The problem: Find all lines in the records that include the word "modo", and copy them out.

[Collected data]

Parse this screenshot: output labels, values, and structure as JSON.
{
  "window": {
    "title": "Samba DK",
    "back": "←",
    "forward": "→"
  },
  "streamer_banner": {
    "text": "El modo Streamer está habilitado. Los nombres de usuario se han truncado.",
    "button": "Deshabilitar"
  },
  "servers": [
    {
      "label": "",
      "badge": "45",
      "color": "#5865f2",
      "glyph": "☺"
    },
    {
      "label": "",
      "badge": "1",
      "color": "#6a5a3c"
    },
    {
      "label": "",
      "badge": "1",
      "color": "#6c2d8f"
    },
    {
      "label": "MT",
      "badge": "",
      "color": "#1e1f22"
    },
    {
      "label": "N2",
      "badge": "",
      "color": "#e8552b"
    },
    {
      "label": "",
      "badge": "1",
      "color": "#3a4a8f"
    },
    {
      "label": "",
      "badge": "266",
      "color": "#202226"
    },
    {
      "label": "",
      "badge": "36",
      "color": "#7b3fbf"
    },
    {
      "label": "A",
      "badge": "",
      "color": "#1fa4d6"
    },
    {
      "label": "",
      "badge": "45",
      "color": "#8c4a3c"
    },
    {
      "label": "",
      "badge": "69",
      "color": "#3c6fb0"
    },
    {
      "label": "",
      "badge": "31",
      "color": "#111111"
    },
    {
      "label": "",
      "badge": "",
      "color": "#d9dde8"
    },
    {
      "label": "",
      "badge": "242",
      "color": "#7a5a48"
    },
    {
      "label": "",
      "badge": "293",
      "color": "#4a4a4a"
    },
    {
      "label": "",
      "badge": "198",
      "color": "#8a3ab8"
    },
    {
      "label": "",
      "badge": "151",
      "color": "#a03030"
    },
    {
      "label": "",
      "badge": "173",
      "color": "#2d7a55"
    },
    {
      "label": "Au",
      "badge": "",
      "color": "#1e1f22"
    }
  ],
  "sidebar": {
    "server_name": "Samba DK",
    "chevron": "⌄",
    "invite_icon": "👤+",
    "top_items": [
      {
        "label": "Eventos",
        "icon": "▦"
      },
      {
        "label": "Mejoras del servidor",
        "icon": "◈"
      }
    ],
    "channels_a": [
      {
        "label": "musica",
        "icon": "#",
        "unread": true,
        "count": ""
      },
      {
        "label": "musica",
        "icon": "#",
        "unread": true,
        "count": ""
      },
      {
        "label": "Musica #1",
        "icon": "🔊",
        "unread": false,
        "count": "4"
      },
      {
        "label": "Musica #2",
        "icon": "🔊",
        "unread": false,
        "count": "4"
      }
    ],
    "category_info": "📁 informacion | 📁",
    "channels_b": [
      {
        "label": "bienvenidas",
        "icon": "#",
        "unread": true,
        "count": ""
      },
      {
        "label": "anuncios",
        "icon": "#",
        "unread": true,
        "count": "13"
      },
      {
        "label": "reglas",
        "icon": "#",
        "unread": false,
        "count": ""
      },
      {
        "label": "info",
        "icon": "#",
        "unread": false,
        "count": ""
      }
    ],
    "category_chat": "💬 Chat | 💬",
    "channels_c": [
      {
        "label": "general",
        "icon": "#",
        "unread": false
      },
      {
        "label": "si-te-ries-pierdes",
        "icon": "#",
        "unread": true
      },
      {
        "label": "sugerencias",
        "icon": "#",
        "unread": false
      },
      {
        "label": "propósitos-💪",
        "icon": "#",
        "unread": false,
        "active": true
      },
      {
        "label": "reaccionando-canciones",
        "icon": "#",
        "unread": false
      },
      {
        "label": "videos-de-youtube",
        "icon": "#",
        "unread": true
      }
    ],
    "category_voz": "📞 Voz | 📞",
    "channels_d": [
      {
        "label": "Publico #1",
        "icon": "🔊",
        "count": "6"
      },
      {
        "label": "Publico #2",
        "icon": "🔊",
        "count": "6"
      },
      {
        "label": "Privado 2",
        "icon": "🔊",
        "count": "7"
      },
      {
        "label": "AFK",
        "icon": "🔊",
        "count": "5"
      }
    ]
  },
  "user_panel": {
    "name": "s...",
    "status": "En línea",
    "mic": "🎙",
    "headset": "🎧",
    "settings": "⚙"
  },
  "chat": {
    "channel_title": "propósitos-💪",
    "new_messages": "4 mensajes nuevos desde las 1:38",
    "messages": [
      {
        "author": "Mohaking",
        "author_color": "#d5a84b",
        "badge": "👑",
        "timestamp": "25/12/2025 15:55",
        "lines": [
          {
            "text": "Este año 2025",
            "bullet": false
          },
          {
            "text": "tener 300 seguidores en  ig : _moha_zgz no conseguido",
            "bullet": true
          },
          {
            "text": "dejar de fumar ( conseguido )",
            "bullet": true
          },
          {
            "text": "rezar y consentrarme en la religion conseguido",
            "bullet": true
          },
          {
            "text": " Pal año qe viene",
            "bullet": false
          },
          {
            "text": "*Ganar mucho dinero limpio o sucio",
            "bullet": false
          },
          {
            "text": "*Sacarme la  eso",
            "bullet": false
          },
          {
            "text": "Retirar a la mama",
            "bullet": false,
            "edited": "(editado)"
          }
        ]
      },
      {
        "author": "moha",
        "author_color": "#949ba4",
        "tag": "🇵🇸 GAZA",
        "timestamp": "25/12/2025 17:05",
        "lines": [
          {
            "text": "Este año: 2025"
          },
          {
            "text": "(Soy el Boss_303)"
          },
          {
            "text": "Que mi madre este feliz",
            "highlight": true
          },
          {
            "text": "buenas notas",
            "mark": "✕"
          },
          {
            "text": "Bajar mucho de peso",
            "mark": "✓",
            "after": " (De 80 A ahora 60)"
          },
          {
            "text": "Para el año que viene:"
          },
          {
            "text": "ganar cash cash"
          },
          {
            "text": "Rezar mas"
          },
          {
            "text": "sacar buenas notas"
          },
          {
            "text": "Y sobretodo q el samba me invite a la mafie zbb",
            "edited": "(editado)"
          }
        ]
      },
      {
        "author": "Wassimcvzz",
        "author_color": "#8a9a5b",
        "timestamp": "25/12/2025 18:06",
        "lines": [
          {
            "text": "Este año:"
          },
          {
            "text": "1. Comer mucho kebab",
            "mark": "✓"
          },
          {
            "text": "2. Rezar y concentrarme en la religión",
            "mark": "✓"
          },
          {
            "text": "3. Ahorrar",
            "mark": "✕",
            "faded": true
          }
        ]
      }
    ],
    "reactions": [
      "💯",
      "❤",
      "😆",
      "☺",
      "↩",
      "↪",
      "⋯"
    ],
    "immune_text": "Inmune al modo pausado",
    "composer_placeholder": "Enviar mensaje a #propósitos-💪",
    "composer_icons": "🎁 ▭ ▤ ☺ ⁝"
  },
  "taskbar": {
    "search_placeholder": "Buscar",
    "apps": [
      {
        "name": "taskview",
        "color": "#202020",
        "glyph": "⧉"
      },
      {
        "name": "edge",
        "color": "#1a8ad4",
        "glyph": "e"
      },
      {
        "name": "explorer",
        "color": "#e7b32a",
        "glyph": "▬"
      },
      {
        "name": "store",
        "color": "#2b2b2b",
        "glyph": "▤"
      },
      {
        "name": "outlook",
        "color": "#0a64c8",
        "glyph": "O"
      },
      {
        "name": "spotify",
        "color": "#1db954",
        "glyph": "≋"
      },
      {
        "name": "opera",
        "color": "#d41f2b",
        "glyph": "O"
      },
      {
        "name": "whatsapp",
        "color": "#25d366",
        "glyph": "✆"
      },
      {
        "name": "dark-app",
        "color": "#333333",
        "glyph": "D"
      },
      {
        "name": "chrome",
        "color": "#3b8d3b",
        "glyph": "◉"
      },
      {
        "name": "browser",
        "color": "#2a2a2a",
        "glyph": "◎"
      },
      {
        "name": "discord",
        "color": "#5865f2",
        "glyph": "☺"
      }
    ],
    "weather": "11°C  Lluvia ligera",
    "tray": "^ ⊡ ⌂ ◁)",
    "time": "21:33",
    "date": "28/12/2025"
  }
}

Answer to the problem:
    "text": "El modo Streamer está habilitado. Los nombres de usuario se han truncado.",
    "immune_text": "Inmune al modo pausado",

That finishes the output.